[BEGIN]

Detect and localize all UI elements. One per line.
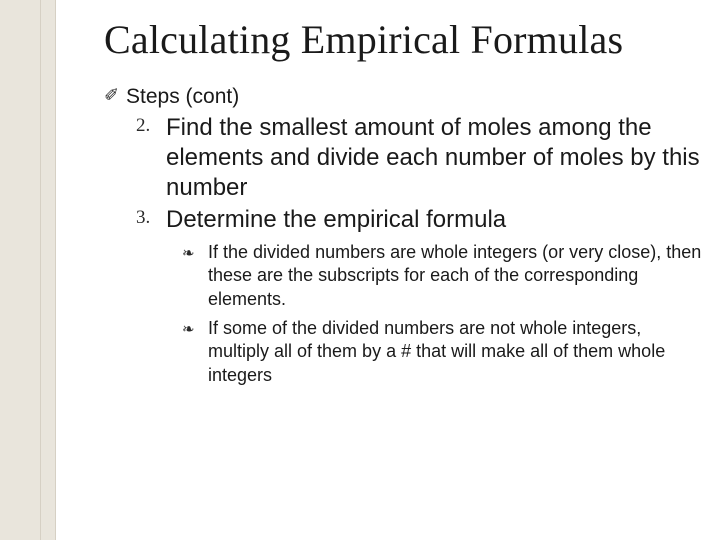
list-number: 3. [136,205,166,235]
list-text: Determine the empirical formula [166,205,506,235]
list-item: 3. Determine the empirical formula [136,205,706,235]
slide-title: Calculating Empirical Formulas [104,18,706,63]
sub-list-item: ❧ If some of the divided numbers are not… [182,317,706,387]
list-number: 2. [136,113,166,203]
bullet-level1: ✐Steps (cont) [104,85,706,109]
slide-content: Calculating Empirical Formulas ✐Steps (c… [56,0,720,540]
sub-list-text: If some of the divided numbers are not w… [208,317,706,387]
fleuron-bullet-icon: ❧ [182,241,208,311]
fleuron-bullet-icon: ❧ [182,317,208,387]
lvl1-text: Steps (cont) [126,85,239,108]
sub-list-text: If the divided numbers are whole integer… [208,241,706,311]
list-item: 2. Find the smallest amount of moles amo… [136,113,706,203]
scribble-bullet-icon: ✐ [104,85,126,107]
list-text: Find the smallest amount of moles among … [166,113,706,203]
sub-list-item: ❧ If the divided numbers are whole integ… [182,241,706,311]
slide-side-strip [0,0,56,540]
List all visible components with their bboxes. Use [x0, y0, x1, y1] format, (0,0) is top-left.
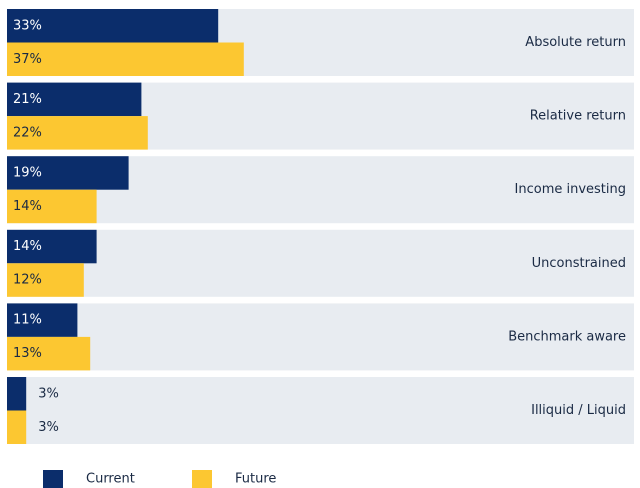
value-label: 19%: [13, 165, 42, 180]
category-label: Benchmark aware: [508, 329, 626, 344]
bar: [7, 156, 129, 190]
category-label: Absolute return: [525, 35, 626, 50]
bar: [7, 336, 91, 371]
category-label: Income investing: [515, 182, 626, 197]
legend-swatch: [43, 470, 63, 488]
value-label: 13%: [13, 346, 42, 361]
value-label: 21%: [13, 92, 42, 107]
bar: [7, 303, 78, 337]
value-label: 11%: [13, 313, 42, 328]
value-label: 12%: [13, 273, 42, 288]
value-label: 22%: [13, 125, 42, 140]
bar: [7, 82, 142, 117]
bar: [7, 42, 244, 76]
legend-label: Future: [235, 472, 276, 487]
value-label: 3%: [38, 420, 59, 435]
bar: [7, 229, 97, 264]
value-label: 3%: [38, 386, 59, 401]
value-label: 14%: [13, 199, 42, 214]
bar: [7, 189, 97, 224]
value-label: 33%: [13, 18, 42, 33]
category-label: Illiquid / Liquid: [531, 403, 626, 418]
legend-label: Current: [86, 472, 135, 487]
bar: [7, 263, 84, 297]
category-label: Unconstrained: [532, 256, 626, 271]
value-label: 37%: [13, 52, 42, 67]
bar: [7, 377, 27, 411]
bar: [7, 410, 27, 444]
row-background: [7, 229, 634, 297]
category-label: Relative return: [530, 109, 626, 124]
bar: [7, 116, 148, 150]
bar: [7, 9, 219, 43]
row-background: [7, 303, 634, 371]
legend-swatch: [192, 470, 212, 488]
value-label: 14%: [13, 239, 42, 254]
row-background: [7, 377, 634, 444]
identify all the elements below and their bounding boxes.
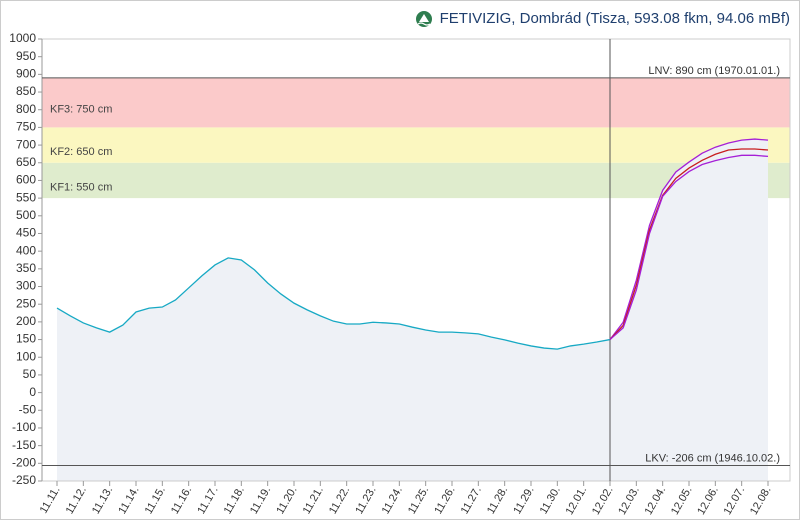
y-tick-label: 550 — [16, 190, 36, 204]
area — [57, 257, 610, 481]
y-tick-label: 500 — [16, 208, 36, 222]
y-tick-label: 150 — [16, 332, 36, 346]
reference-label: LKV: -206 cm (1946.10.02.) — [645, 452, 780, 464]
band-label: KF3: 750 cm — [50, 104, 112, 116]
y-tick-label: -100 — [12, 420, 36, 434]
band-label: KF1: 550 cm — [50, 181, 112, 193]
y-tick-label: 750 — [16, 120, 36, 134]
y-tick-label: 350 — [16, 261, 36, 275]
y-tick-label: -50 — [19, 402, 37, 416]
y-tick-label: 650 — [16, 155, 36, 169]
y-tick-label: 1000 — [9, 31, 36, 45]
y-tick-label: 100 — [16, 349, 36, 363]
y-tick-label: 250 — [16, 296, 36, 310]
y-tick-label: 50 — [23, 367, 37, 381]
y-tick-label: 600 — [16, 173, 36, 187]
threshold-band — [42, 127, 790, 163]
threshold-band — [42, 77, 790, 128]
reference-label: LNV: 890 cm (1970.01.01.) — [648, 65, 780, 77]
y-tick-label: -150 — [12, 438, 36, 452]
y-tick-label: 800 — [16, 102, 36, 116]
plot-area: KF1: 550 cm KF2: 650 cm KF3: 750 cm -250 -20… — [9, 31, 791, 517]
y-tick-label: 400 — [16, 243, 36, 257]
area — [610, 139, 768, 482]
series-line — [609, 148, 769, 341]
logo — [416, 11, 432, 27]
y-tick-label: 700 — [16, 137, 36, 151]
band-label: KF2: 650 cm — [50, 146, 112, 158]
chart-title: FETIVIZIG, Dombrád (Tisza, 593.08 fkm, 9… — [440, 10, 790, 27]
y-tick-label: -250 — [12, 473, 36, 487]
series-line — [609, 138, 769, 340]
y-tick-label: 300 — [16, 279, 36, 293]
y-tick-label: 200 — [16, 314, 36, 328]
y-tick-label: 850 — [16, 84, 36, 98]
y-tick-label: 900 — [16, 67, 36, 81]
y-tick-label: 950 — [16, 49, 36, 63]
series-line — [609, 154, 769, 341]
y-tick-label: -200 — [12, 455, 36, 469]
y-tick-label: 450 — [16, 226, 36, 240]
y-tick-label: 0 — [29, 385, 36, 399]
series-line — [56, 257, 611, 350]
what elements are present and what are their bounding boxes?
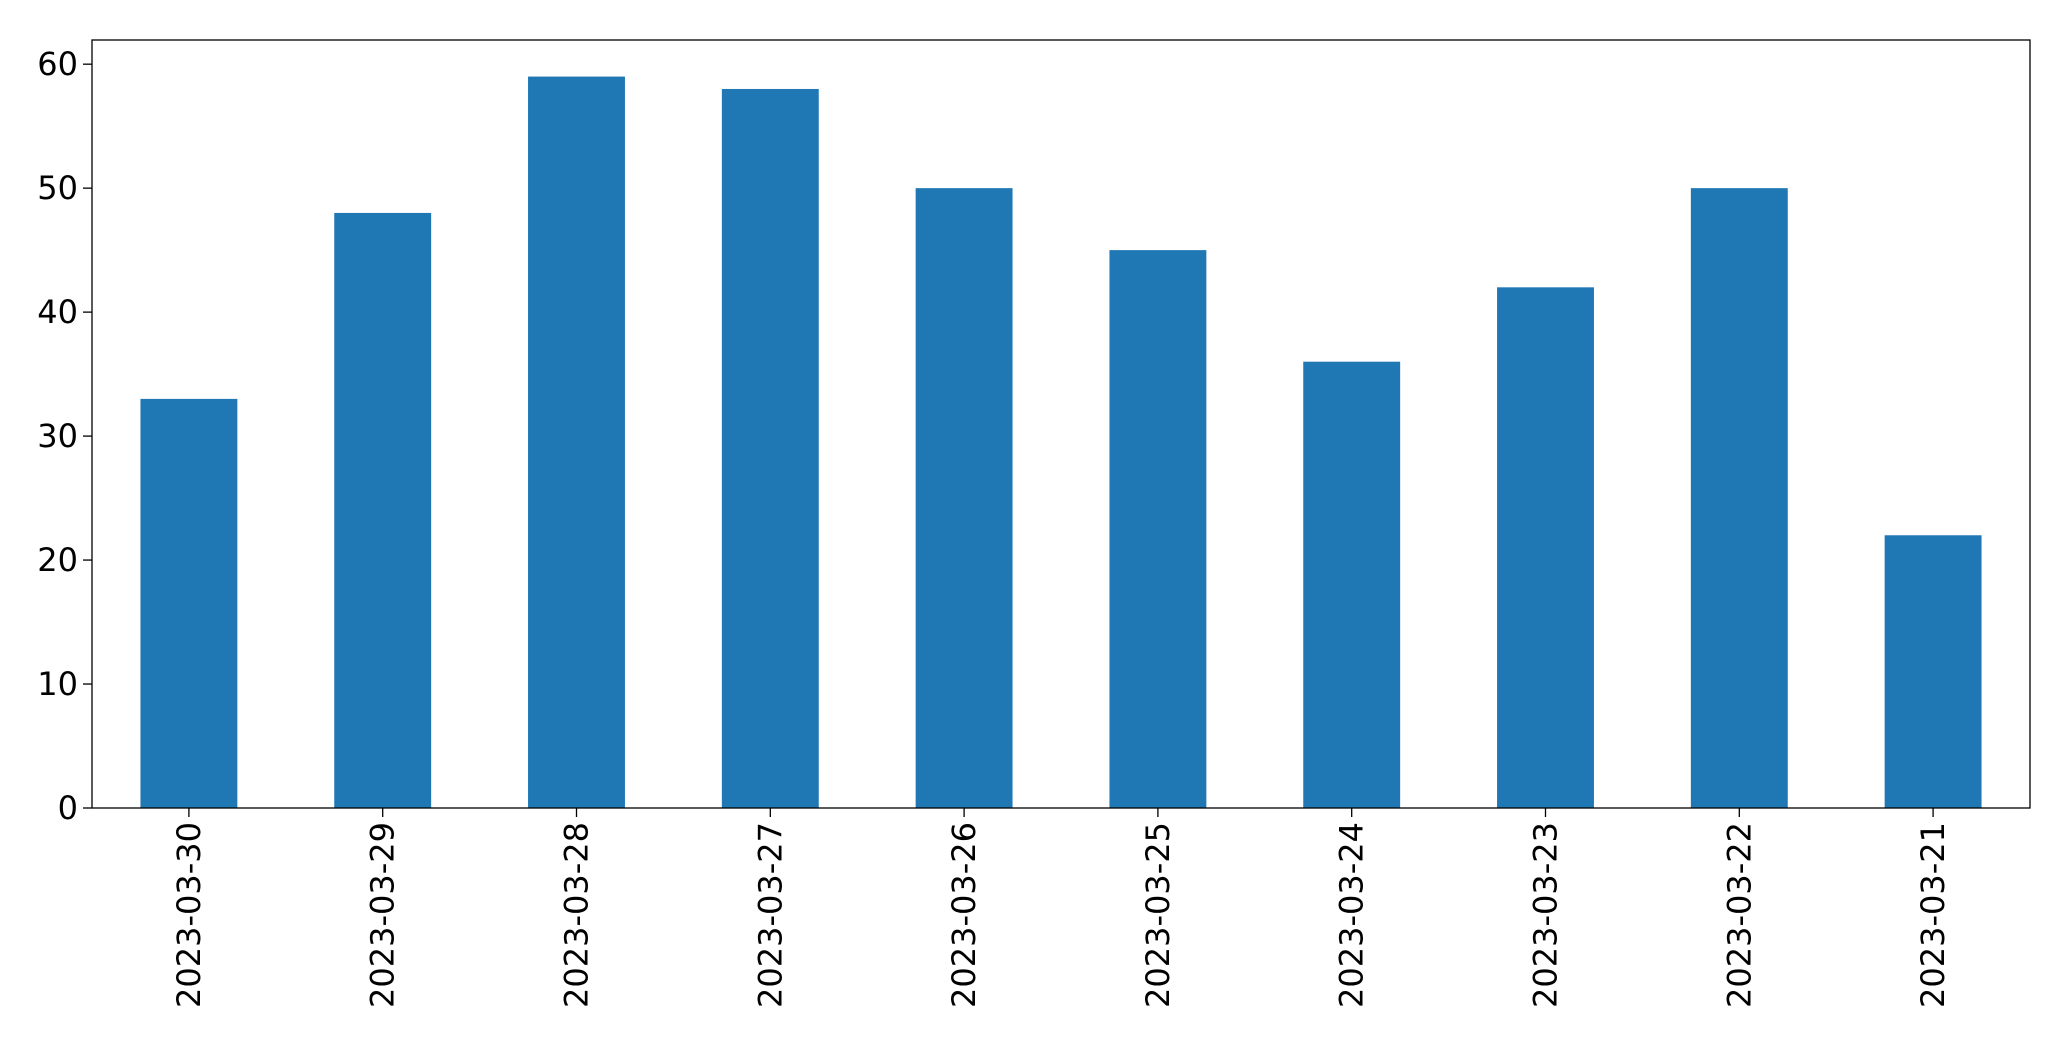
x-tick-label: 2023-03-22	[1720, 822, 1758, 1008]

[END]

**Goal**
Copy every row above word for word, leaving out the pictures.

**Solution**
Detect and localize all UI elements. One per line.
list-number: 3. [136,205,166,235]
list-text: Determine the empirical formula [166,205,506,235]
list-item: 3. Determine the empirical formula [136,205,706,235]
slide-title: Calculating Empirical Formulas [104,18,706,63]
sub-list-item: ❧ If some of the divided numbers are not… [182,317,706,387]
list-number: 2. [136,113,166,203]
bullet-level1: ✐Steps (cont) [104,85,706,109]
slide-content: Calculating Empirical Formulas ✐Steps (c… [56,0,720,540]
sub-list-text: If some of the divided numbers are not w… [208,317,706,387]
fleuron-bullet-icon: ❧ [182,241,208,311]
fleuron-bullet-icon: ❧ [182,317,208,387]
lvl1-text: Steps (cont) [126,85,239,108]
sub-list-text: If the divided numbers are whole integer… [208,241,706,311]
list-item: 2. Find the smallest amount of moles amo… [136,113,706,203]
scribble-bullet-icon: ✐ [104,85,126,107]
list-text: Find the smallest amount of moles among … [166,113,706,203]
sub-list-item: ❧ If the divided numbers are whole integ… [182,241,706,311]
slide-side-strip [0,0,56,540]
List all visible components with their bboxes. Use [x0, y0, x1, y1] format, (0,0) is top-left.
value-label: 19%: [13, 165, 42, 180]
category-label: Benchmark aware: [508, 329, 626, 344]
bar: [7, 156, 129, 190]
category-label: Absolute return: [525, 35, 626, 50]
bar: [7, 336, 91, 371]
category-label: Income investing: [515, 182, 626, 197]
legend-swatch: [43, 470, 63, 488]
value-label: 13%: [13, 346, 42, 361]
value-label: 21%: [13, 92, 42, 107]
bar: [7, 303, 78, 337]
value-label: 11%: [13, 313, 42, 328]
value-label: 12%: [13, 273, 42, 288]
value-label: 22%: [13, 125, 42, 140]
bar: [7, 82, 142, 117]
bar: [7, 42, 244, 76]
legend-label: Future: [235, 472, 276, 487]
value-label: 3%: [38, 420, 59, 435]
bar: [7, 229, 97, 264]
value-label: 3%: [38, 386, 59, 401]
value-label: 14%: [13, 199, 42, 214]
bar: [7, 189, 97, 224]
value-label: 33%: [13, 18, 42, 33]
category-label: Illiquid / Liquid: [531, 403, 626, 418]
legend-label: Current: [86, 472, 135, 487]
bar: [7, 263, 84, 297]
category-label: Unconstrained: [532, 256, 626, 271]
value-label: 37%: [13, 52, 42, 67]
bar: [7, 377, 27, 411]
bar: [7, 410, 27, 444]
row-background: [7, 229, 634, 297]
category-label: Relative return: [530, 109, 626, 124]
bar: [7, 116, 148, 150]
bar: [7, 9, 219, 43]
row-background: [7, 303, 634, 371]
legend-swatch: [192, 470, 212, 488]
value-label: 14%: [13, 239, 42, 254]
row-background: [7, 377, 634, 444]
identify all the elements below and their bounding boxes.
y-tick-label: 550 — [16, 190, 36, 204]
area — [57, 257, 610, 481]
y-tick-label: 500 — [16, 208, 36, 222]
y-tick-label: 150 — [16, 332, 36, 346]
reference-label: LKV: -206 cm (1946.10.02.) — [645, 452, 780, 464]
band-label: KF3: 750 cm — [50, 104, 112, 116]
y-tick-label: -100 — [12, 420, 36, 434]
band-label: KF1: 550 cm — [50, 181, 112, 193]
y-tick-label: 750 — [16, 120, 36, 134]
y-tick-label: 350 — [16, 261, 36, 275]
y-tick-label: -50 — [19, 402, 37, 416]
y-tick-label: 650 — [16, 155, 36, 169]
y-tick-label: 1000 — [9, 31, 36, 45]
y-tick-label: 100 — [16, 349, 36, 363]
y-tick-label: 250 — [16, 296, 36, 310]
y-tick-label: 50 — [23, 367, 37, 381]
y-tick-label: 600 — [16, 173, 36, 187]
threshold-band — [42, 127, 790, 163]
threshold-band — [42, 77, 790, 128]
reference-label: LNV: 890 cm (1970.01.01.) — [648, 65, 780, 77]
y-tick-label: -150 — [12, 438, 36, 452]
y-tick-label: 800 — [16, 102, 36, 116]
plot-area: KF1: 550 cm KF2: 650 cm KF3: 750 cm -250 -20… — [9, 31, 791, 517]
y-tick-label: 400 — [16, 243, 36, 257]
area — [610, 139, 768, 482]
series-line — [609, 148, 769, 341]
logo — [416, 11, 432, 27]
y-tick-label: 700 — [16, 137, 36, 151]
band-label: KF2: 650 cm — [50, 146, 112, 158]
chart-title: FETIVIZIG, Dombrád (Tisza, 593.08 fkm, 9… — [440, 10, 790, 27]
y-tick-label: -250 — [12, 473, 36, 487]
series-line — [609, 138, 769, 340]
y-tick-label: 300 — [16, 279, 36, 293]
y-tick-label: 200 — [16, 314, 36, 328]
y-tick-label: 850 — [16, 84, 36, 98]
y-tick-label: 900 — [16, 67, 36, 81]
y-tick-label: 950 — [16, 49, 36, 63]
series-line — [609, 154, 769, 341]
y-tick-label: -200 — [12, 455, 36, 469]
y-tick-label: 450 — [16, 226, 36, 240]
y-tick-label: 0 — [29, 385, 36, 399]
series-line — [56, 257, 611, 350]
what elements are present and what are their bounding boxes?
x-tick-label: 2023-03-22	[1720, 822, 1758, 1008]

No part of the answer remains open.